● Requirements
Find each line containing the string "мощность" and return it.
[START Supplied data]
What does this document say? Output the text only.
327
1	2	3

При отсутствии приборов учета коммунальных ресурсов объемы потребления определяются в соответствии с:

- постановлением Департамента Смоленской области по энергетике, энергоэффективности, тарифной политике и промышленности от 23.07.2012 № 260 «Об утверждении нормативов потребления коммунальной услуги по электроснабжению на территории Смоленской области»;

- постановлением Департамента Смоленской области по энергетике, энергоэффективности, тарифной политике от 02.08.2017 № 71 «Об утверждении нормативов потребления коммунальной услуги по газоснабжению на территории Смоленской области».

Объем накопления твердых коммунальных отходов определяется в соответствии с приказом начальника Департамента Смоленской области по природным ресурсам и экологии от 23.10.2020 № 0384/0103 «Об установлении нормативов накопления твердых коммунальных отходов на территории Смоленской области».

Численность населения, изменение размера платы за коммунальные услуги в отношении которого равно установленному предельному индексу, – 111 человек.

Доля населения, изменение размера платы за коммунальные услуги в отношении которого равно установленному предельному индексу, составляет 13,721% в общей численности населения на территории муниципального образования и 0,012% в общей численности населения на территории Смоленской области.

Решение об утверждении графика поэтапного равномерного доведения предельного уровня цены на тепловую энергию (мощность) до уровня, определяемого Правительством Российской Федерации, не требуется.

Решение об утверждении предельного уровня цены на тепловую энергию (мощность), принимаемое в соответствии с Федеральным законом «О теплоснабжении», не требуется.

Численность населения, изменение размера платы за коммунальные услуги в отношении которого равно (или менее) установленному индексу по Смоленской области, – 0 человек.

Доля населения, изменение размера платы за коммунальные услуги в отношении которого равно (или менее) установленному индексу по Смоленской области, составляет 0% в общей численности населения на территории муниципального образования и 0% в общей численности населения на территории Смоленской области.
[END Supplied data]
● Complete output
Решение об утверждении графика поэтапного равномерного доведения предельного уровня цены на тепловую энергию (мощность) до уровня, определяемого Правительством Российской Федерации, не требуется.
Решение об утверждении предельного уровня цены на тепловую энергию (мощность), принимаемое в соответствии с Федеральным законом «О теплоснабжении», не требуется.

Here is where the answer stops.